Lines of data
----------------

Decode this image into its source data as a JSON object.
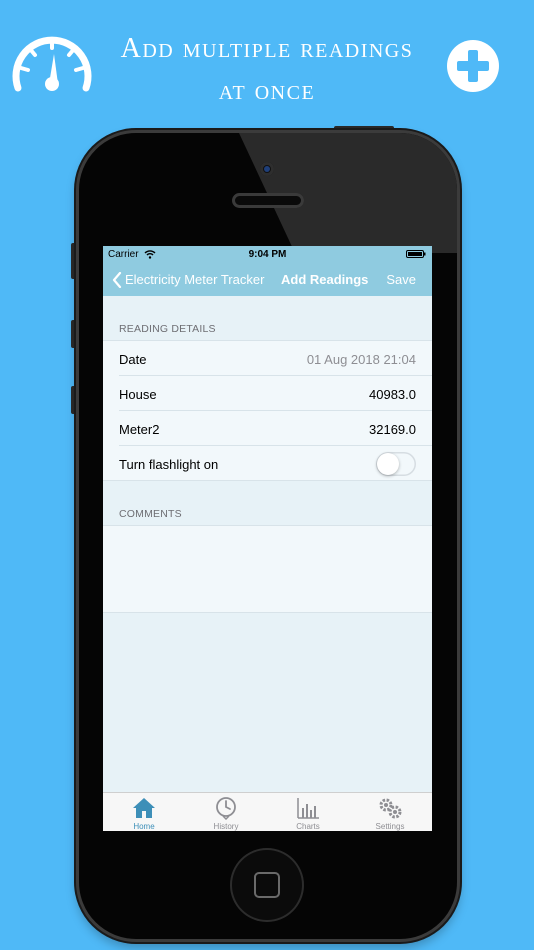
{
  "promo": {
    "title_line1": "Add multiple readings",
    "title_line2": "at once",
    "left_icon": "gauge-icon",
    "right_icon": "plus-circle-icon"
  },
  "status_bar": {
    "carrier": "Carrier",
    "time": "9:04 PM"
  },
  "nav": {
    "back_label": "Electricity Meter Tracker",
    "title": "Add Readings",
    "save_label": "Save"
  },
  "reading_details": {
    "header": "READING DETAILS",
    "rows": [
      {
        "label": "Date",
        "value": "01 Aug 2018 21:04"
      },
      {
        "label": "House",
        "value": "40983.0"
      },
      {
        "label": "Meter2",
        "value": "32169.0"
      }
    ],
    "flashlight_label": "Turn flashlight on",
    "flashlight_on": false
  },
  "comments": {
    "header": "COMMENTS",
    "value": ""
  },
  "tabs": [
    {
      "label": "Home",
      "icon": "home-icon",
      "active": true
    },
    {
      "label": "History",
      "icon": "history-icon",
      "active": false
    },
    {
      "label": "Charts",
      "icon": "chart-icon",
      "active": false
    },
    {
      "label": "Settings",
      "icon": "gear-icon",
      "active": false
    }
  ],
  "colors": {
    "background": "#4fb9f7",
    "nav_bar": "#8fcbe0",
    "active_tab": "#3d8fb8"
  }
}
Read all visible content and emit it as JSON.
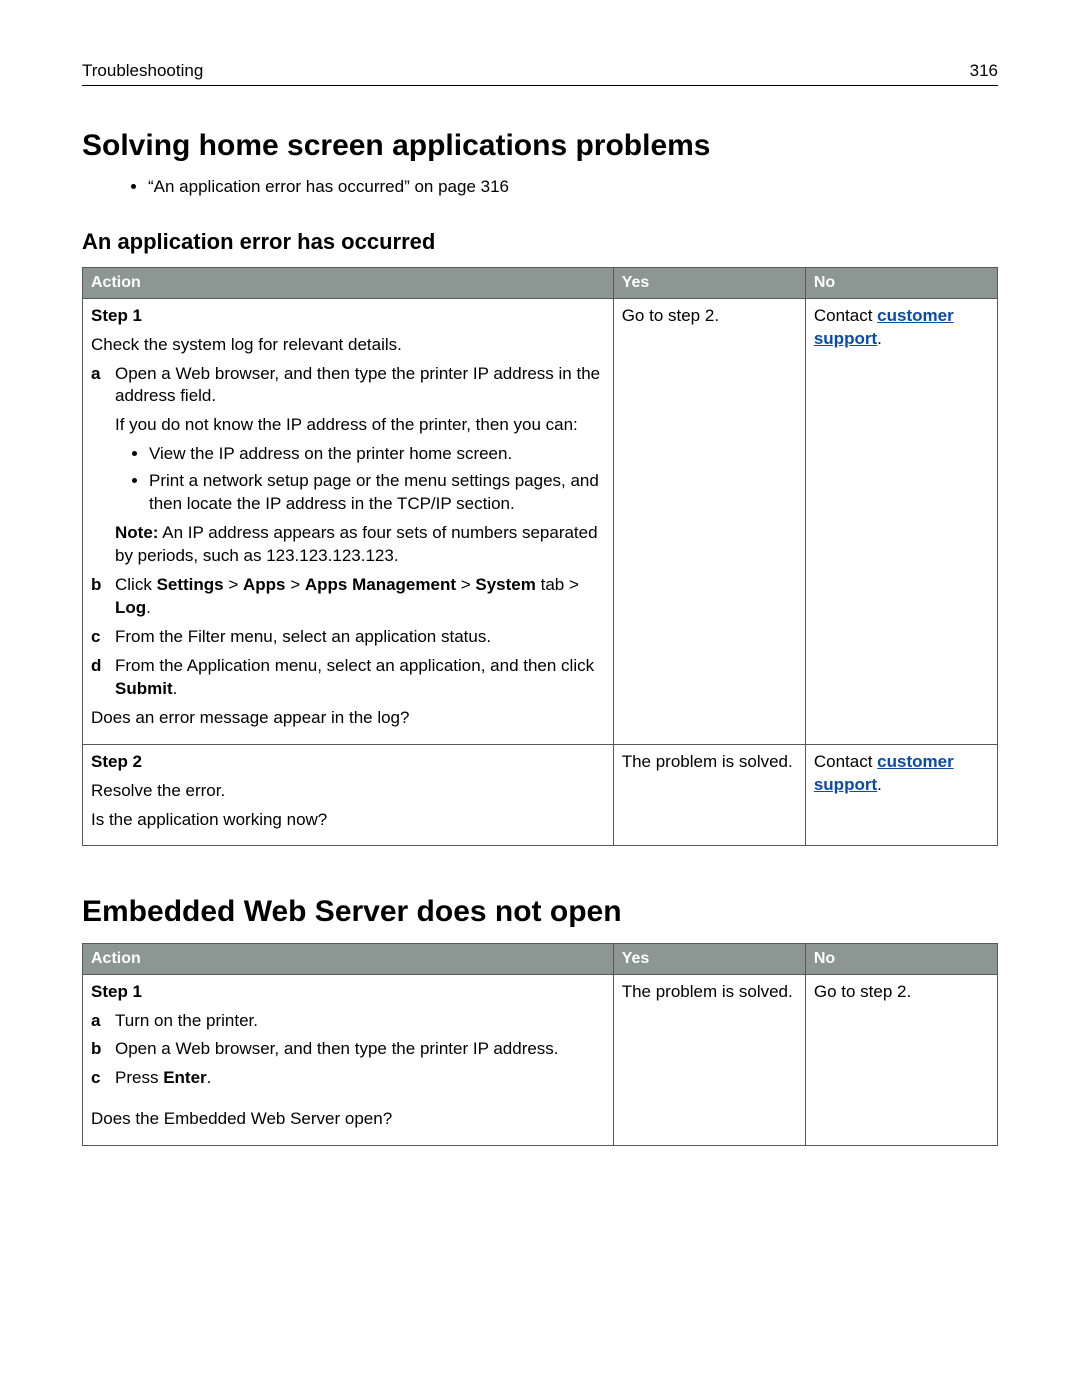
{
  "header": {
    "section": "Troubleshooting",
    "page": "316"
  },
  "h1": "Solving home screen applications problems",
  "toc": {
    "item1": "“An application error has occurred” on page 316"
  },
  "section1": {
    "title": "An application error has occurred",
    "th_action": "Action",
    "th_yes": "Yes",
    "th_no": "No",
    "row1": {
      "step_label": "Step 1",
      "intro": "Check the system log for relevant details.",
      "a": "Open a Web browser, and then type the printer IP address in the address field.",
      "a_note": "If you do not know the IP address of the printer, then you can:",
      "a_b1": "View the IP address on the printer home screen.",
      "a_b2": "Print a network setup page or the menu settings pages, and then locate the IP address in the TCP/IP section.",
      "note_label": "Note:",
      "note_text": " An IP address appears as four sets of numbers separated by periods, such as 123.123.123.123.",
      "b_pre": "Click ",
      "b_path_settings": "Settings",
      "b_sep": " > ",
      "b_path_apps": "Apps",
      "b_path_appsmgmt": "Apps Management",
      "b_path_system": "System",
      "b_tab": " tab > ",
      "b_log": "Log",
      "b_end": ".",
      "c": "From the Filter menu, select an application status.",
      "d_pre": "From the Application menu, select an application, and then click ",
      "d_bold": "Submit",
      "d_end": ".",
      "question": "Does an error message appear in the log?",
      "yes": "Go to step 2.",
      "no_pre": "Contact ",
      "no_link": "customer support",
      "no_post": "."
    },
    "row2": {
      "step_label": "Step 2",
      "line": "Resolve the error.",
      "question": "Is the application working now?",
      "yes": "The problem is solved.",
      "no_pre": "Contact ",
      "no_link": "customer support",
      "no_post": "."
    }
  },
  "h1b": "Embedded Web Server does not open",
  "section2": {
    "th_action": "Action",
    "th_yes": "Yes",
    "th_no": "No",
    "row1": {
      "step_label": "Step 1",
      "a": "Turn on the printer.",
      "b": "Open a Web browser, and then type the printer IP address.",
      "c_pre": "Press ",
      "c_bold": "Enter",
      "c_end": ".",
      "question": "Does the Embedded Web Server open?",
      "yes": "The problem is solved.",
      "no": "Go to step 2."
    }
  }
}
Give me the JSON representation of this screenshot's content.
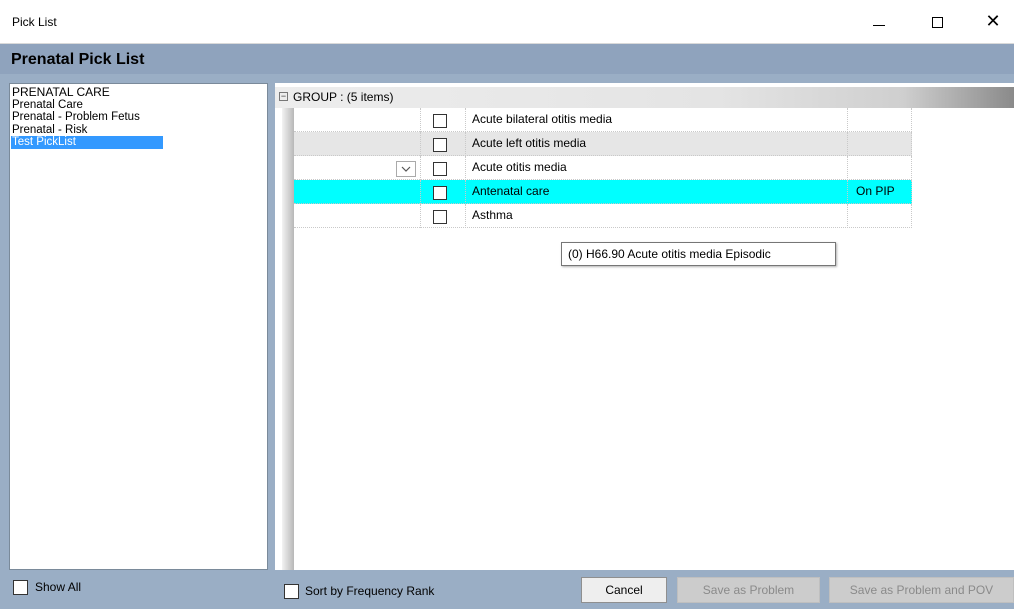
{
  "window": {
    "title": "Pick List"
  },
  "header": {
    "title": "Prenatal Pick List"
  },
  "sidebar": {
    "items": [
      {
        "label": "PRENATAL CARE",
        "selected": false
      },
      {
        "label": "Prenatal Care",
        "selected": false
      },
      {
        "label": "Prenatal - Problem Fetus",
        "selected": false
      },
      {
        "label": "Prenatal - Risk",
        "selected": false
      },
      {
        "label": "Test PickList",
        "selected": true
      }
    ]
  },
  "grid": {
    "group_label": "GROUP :  (5 items)",
    "rows": [
      {
        "name": "Acute bilateral otitis media",
        "status": ""
      },
      {
        "name": "Acute left otitis media",
        "status": ""
      },
      {
        "name": "Acute otitis media",
        "status": ""
      },
      {
        "name": "Antenatal care",
        "status": "On PIP"
      },
      {
        "name": "Asthma",
        "status": ""
      }
    ],
    "tooltip": "(0) H66.90  Acute otitis media  Episodic"
  },
  "footer": {
    "show_all_label": "Show All",
    "sort_label": "Sort by Frequency Rank",
    "cancel_label": "Cancel",
    "save_problem_label": "Save as Problem",
    "save_problem_pov_label": "Save as Problem and POV"
  },
  "colors": {
    "header_bg": "#8fa3bd",
    "selection": "#3399ff",
    "highlight_row": "#00ffff"
  }
}
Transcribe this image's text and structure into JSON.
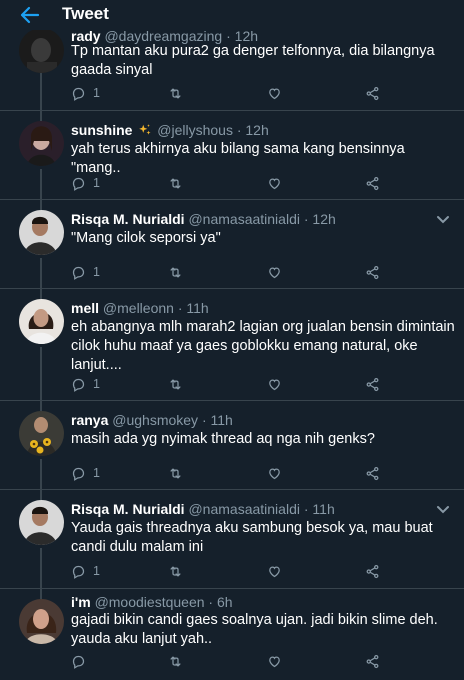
{
  "header": {
    "title": "Tweet",
    "back_icon": "back-arrow-icon"
  },
  "colors": {
    "background": "#15202b",
    "accent": "#1da1f2",
    "muted": "#8899a6",
    "divider": "#38444d"
  },
  "tweets": [
    {
      "name": "rady",
      "handle": "@daydreamgazing",
      "dot": "·",
      "time": "12h",
      "text": "Tp mantan aku pura2 ga denger telfonnya, dia bilangnya gaada sinyal",
      "replies": "1"
    },
    {
      "name": "sunshine",
      "badge": "sparkles",
      "handle": "@jellyshous",
      "dot": "·",
      "time": "12h",
      "text": "yah terus akhirnya aku bilang sama kang bensinnya \"mang..",
      "replies": "1"
    },
    {
      "name": "Risqa M. Nurialdi",
      "handle": "@namasaatinialdi",
      "dot": "·",
      "time": "12h",
      "text": "\"Mang cilok seporsi ya\"",
      "replies": "1"
    },
    {
      "name": "mell",
      "handle": "@melleonn",
      "dot": "·",
      "time": "11h",
      "text": "eh abangnya mlh marah2 lagian org jualan bensin dimintain cilok huhu maaf ya gaes goblokku emang natural, oke lanjut....",
      "replies": "1"
    },
    {
      "name": "ranya",
      "handle": "@ughsmokey",
      "dot": "·",
      "time": "11h",
      "text": "masih ada yg nyimak thread aq nga nih genks?",
      "replies": "1"
    },
    {
      "name": "Risqa M. Nurialdi",
      "handle": "@namasaatinialdi",
      "dot": "·",
      "time": "11h",
      "text": "Yauda gais threadnya aku sambung besok ya, mau buat candi dulu malam ini",
      "replies": "1"
    },
    {
      "name": "i'm",
      "handle": "@moodiestqueen",
      "dot": "·",
      "time": "6h",
      "text": "gajadi bikin candi gaes soalnya ujan. jadi bikin slime deh. yauda aku lanjut yah..",
      "replies": ""
    }
  ]
}
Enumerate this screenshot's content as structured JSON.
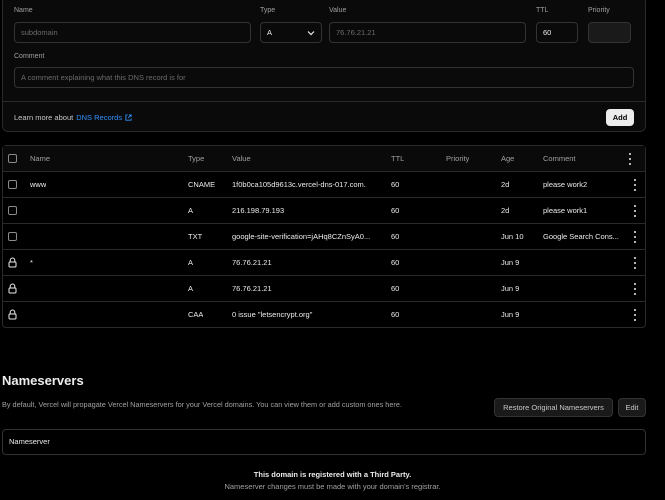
{
  "form": {
    "name_label": "Name",
    "name_placeholder": "subdomain",
    "type_label": "Type",
    "type_value": "A",
    "value_label": "Value",
    "value_placeholder": "76.76.21.21",
    "ttl_label": "TTL",
    "ttl_value": "60",
    "priority_label": "Priority",
    "priority_value": "",
    "comment_label": "Comment",
    "comment_placeholder": "A comment explaining what this DNS record is for",
    "learn_text": "Learn more about",
    "learn_link": "DNS Records",
    "add_button": "Add"
  },
  "table": {
    "headers": [
      "Name",
      "Type",
      "Value",
      "TTL",
      "Priority",
      "Age",
      "Comment"
    ],
    "rows": [
      {
        "lead": "checkbox",
        "name": "www",
        "type": "CNAME",
        "value": "1f0b0ca105d9613c.vercel-dns-017.com.",
        "ttl": "60",
        "priority": "",
        "age": "2d",
        "comment": "please work2"
      },
      {
        "lead": "checkbox",
        "name": "",
        "type": "A",
        "value": "216.198.79.193",
        "ttl": "60",
        "priority": "",
        "age": "2d",
        "comment": "please work1"
      },
      {
        "lead": "checkbox",
        "name": "",
        "type": "TXT",
        "value": "google-site-verification=jAHq8CZnSyA0...",
        "ttl": "60",
        "priority": "",
        "age": "Jun 10",
        "comment": "Google Search Cons..."
      },
      {
        "lead": "lock",
        "name": "*",
        "type": "A",
        "value": "76.76.21.21",
        "ttl": "60",
        "priority": "",
        "age": "Jun 9",
        "comment": ""
      },
      {
        "lead": "lock",
        "name": "",
        "type": "A",
        "value": "76.76.21.21",
        "ttl": "60",
        "priority": "",
        "age": "Jun 9",
        "comment": ""
      },
      {
        "lead": "lock",
        "name": "",
        "type": "CAA",
        "value": "0 issue \"letsencrypt.org\"",
        "ttl": "60",
        "priority": "",
        "age": "Jun 9",
        "comment": ""
      }
    ]
  },
  "nameservers": {
    "title": "Nameservers",
    "description": "By default, Vercel will propagate Vercel Nameservers for your Vercel domains. You can view them or add custom ones here.",
    "restore_button": "Restore Original Nameservers",
    "edit_button": "Edit",
    "input_placeholder": "Nameserver",
    "notice_title": "This domain is registered with a Third Party.",
    "notice_body": "Nameserver changes must be made with your domain's registrar."
  },
  "colors": {
    "background": "#000000",
    "link": "#3291ff",
    "border": "#2a2a2a"
  }
}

----------------

Read the data above. Pull out each line in which the string "cilok" appears.

» Answer for this exercise
      "text": "\"Mang cilok seporsi ya\"",
      "text": "eh abangnya mlh marah2 lagian org jualan bensin dimintain cilok huhu maaf ya gaes goblokku emang natural, oke lanjut....",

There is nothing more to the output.